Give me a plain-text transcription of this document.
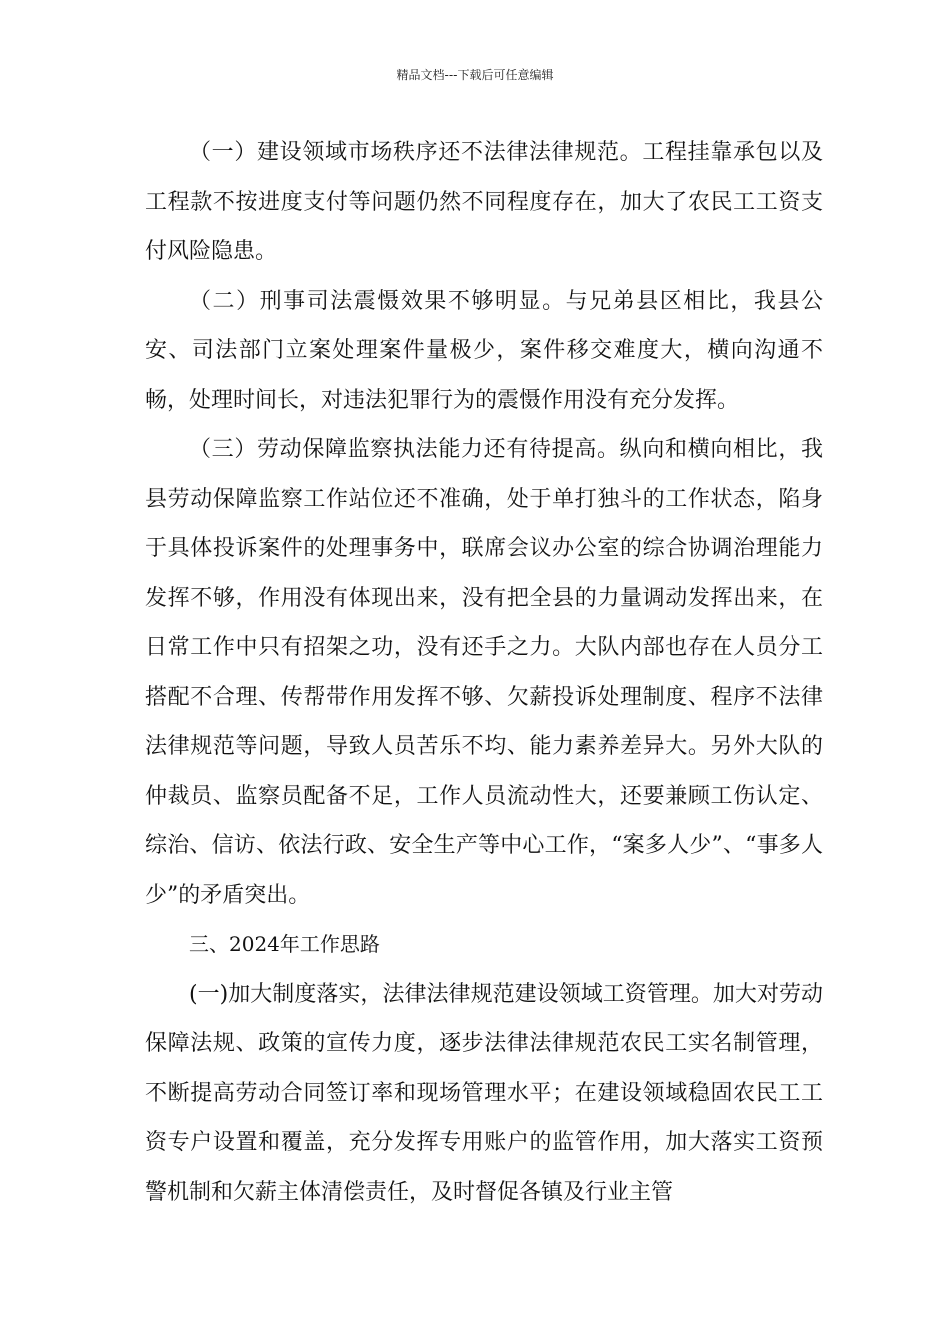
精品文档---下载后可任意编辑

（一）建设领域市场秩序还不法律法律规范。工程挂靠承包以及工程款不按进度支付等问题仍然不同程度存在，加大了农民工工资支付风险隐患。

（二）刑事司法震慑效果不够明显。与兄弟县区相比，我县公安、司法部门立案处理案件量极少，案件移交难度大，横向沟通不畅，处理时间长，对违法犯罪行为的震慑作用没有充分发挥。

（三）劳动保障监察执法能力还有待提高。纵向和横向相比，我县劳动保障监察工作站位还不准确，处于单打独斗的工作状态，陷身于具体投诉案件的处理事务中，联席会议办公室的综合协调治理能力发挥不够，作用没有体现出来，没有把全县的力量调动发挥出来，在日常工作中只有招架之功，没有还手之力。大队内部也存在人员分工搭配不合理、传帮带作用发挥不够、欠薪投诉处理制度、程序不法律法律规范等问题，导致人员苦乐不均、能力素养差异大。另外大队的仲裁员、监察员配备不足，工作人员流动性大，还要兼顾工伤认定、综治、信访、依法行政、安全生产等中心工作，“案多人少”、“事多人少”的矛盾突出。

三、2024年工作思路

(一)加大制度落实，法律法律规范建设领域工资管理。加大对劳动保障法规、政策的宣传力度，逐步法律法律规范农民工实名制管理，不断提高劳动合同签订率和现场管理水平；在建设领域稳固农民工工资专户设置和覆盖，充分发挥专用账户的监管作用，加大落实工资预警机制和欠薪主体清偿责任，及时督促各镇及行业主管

######

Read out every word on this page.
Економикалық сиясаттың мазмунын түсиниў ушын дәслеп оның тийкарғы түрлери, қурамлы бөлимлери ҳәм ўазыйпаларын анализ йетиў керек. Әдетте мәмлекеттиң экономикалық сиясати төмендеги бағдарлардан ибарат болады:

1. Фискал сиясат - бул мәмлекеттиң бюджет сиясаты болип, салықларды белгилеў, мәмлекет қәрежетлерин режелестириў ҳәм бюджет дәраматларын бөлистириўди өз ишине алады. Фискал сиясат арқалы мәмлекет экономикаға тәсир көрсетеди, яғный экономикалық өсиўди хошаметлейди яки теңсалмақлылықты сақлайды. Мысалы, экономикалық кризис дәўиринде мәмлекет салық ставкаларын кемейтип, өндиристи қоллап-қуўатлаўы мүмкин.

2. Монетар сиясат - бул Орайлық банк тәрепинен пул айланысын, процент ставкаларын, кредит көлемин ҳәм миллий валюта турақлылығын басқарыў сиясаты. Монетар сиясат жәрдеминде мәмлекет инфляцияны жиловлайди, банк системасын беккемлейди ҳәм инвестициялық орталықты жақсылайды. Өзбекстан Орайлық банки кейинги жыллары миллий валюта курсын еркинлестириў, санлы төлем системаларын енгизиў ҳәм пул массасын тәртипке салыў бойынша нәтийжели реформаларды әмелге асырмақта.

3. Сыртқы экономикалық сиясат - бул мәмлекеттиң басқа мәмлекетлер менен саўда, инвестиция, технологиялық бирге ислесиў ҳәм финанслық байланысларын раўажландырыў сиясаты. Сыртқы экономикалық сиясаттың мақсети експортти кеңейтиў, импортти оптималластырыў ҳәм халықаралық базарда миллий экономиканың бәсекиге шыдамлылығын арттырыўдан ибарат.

######

## Brief
Tally how many lines of the data include the word "ибарат". Write the number and nothing else.

## Answer to the task
2